Segment Open

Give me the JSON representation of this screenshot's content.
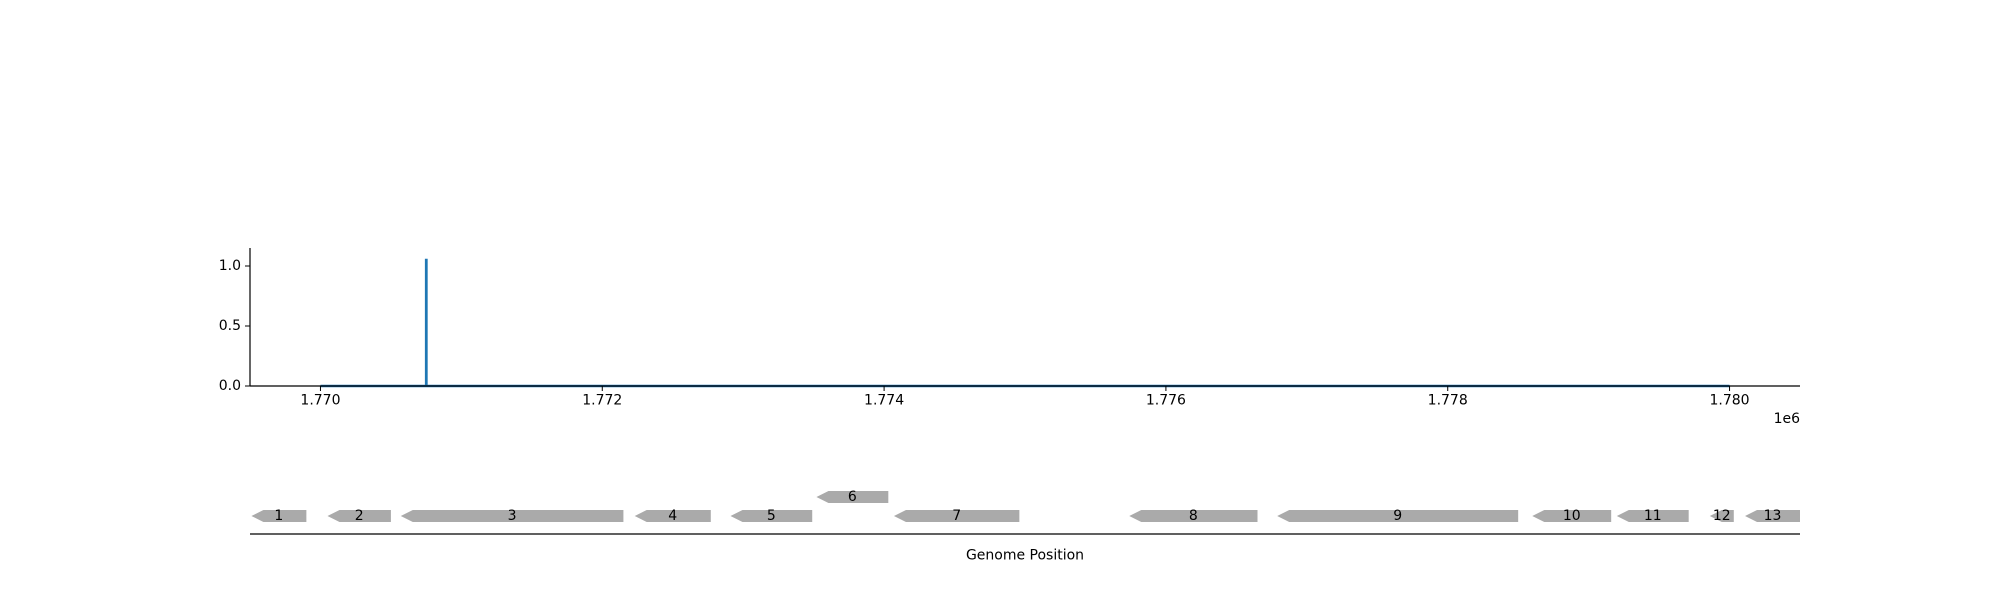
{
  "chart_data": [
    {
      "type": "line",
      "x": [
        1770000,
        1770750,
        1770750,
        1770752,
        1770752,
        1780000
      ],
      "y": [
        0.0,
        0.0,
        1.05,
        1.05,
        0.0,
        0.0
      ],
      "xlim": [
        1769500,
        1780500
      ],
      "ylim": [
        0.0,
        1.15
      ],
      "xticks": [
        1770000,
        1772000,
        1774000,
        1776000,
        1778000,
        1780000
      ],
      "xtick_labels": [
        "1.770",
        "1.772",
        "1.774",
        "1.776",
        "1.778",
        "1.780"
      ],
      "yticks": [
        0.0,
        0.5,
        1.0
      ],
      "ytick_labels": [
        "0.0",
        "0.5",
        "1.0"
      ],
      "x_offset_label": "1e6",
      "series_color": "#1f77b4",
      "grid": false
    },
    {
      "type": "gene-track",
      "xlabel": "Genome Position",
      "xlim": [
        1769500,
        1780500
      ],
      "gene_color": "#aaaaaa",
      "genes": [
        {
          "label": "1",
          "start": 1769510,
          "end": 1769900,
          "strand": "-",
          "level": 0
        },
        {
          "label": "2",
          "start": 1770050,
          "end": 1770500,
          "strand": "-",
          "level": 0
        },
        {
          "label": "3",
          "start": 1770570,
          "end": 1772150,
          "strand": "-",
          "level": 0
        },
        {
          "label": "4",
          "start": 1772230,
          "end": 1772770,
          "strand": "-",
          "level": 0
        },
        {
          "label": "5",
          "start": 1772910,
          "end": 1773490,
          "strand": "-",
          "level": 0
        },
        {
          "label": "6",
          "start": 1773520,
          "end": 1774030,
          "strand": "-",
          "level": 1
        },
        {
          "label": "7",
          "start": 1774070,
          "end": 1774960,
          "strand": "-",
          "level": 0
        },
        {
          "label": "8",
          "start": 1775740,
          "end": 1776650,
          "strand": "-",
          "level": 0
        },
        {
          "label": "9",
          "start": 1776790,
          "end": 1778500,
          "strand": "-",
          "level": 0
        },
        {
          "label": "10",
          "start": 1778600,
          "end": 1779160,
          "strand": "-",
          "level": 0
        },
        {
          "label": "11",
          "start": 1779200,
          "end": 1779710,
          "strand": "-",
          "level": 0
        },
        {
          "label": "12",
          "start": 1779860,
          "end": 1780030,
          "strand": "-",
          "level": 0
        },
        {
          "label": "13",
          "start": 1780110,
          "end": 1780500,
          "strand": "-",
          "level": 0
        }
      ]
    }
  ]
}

Segment Closed
Segment Open

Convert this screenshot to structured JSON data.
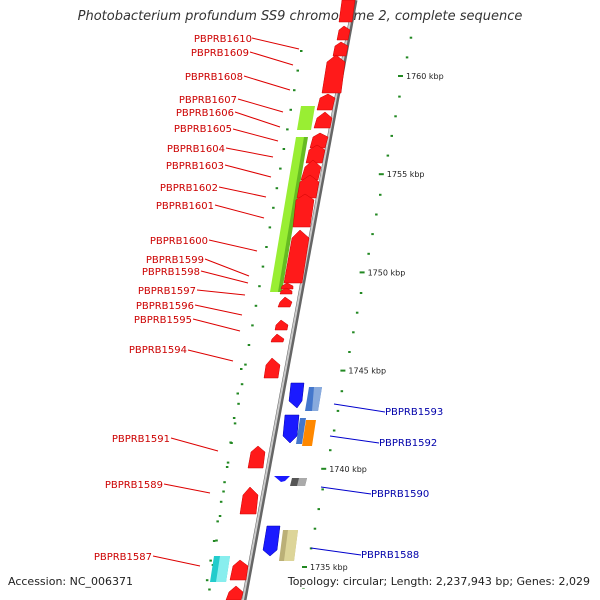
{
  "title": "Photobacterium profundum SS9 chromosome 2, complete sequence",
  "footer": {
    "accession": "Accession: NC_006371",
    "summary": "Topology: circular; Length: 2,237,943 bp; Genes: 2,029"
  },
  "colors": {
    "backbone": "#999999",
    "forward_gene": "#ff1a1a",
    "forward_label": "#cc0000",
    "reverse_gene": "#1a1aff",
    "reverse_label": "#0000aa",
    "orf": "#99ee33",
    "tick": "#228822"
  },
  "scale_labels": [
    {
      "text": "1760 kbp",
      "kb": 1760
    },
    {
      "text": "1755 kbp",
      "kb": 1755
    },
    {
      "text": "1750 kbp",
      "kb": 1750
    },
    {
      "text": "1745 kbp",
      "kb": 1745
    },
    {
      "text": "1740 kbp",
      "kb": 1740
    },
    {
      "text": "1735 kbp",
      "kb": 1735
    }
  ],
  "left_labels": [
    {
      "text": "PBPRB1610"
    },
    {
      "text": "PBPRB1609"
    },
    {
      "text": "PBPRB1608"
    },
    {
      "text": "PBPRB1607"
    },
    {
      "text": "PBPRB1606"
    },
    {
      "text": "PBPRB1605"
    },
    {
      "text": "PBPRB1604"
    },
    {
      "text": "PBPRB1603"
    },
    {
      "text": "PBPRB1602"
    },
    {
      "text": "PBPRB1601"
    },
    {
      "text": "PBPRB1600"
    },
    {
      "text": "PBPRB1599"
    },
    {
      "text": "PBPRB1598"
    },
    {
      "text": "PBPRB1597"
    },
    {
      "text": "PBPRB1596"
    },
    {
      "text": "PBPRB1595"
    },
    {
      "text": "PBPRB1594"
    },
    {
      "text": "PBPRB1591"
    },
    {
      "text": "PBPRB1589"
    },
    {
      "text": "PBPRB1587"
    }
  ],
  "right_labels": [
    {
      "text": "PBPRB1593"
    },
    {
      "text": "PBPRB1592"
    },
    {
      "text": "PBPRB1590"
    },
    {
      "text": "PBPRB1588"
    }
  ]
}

Segment Closed

Return the lines of the listing where the string "this" appears.

▸ **TASK RESULT**:
Give me the JSON representation of this screenshot's content.
Convert this screenshot to structured JSON data.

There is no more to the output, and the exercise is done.